● WHAT IS EXPECTED
Check every line of the entries below for the word "document", and copy the ones that have it.

----- RECORDS SHOWN

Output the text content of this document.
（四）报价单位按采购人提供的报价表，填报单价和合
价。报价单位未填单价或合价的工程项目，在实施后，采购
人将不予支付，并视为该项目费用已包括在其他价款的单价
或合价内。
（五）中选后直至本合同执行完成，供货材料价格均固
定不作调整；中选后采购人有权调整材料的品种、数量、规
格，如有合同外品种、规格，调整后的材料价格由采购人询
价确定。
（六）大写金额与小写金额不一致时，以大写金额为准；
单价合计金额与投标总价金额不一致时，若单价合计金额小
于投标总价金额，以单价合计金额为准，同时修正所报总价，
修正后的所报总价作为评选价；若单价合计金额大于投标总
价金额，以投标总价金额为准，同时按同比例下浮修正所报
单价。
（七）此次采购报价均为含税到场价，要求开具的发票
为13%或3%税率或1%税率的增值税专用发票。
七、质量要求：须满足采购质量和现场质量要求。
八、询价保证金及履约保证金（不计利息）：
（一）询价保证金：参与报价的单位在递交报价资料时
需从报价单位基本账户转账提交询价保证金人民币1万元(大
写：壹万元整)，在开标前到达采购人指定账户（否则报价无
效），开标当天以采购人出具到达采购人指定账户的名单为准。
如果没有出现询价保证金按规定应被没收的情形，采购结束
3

----------
----- RECORDS SHOWN

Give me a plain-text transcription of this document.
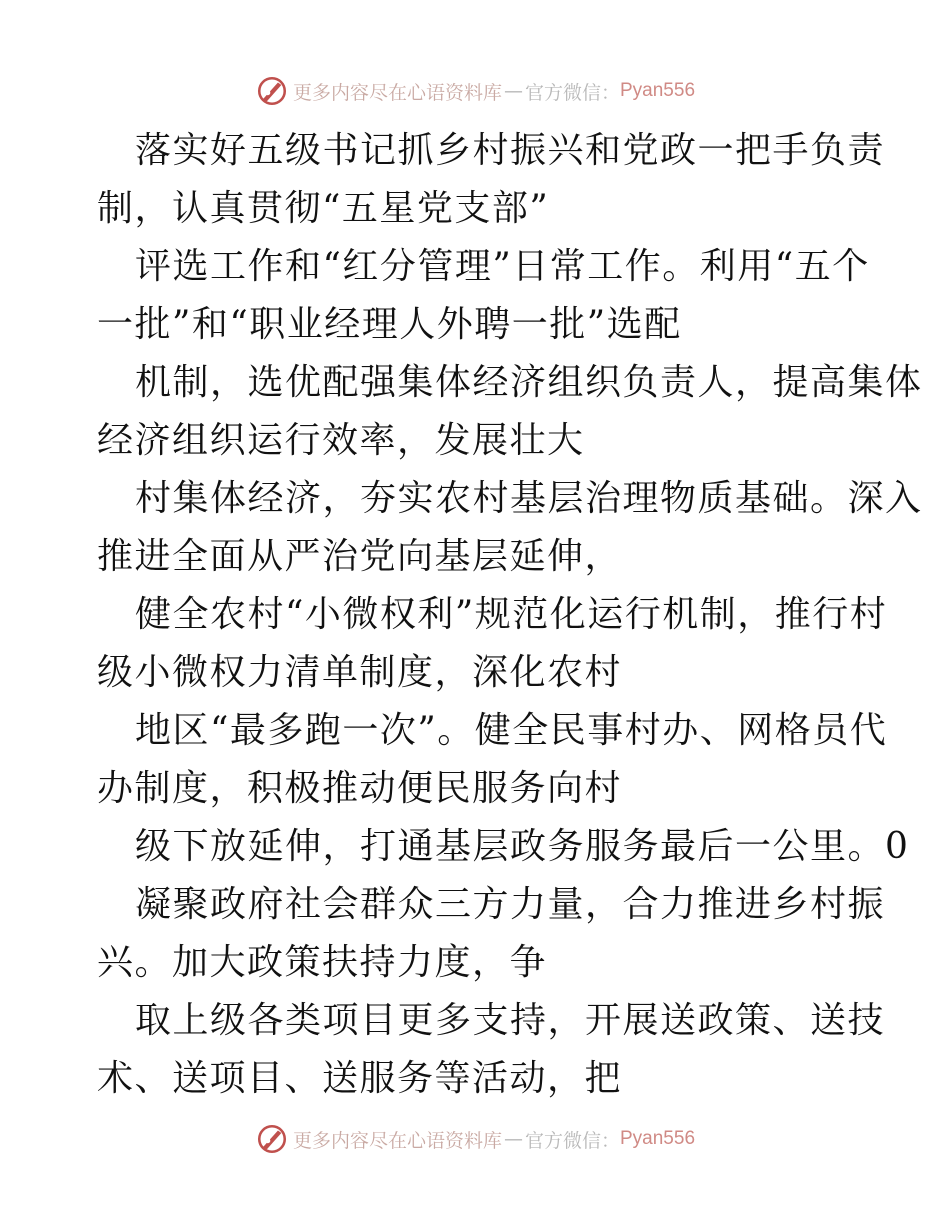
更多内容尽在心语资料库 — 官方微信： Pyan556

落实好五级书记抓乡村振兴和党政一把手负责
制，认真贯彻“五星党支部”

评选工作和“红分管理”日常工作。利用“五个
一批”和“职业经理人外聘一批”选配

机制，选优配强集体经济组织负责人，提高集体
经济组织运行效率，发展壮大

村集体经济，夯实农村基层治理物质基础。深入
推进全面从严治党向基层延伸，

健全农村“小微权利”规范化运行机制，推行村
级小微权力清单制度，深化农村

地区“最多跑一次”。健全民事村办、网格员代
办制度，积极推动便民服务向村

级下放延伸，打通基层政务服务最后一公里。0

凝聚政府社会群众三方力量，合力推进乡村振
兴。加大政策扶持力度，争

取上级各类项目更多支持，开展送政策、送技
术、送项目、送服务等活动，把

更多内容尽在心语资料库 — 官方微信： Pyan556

----------

● FULL RESPONSE
Output the text content of this document.
Give me a plain-text transcription of this document.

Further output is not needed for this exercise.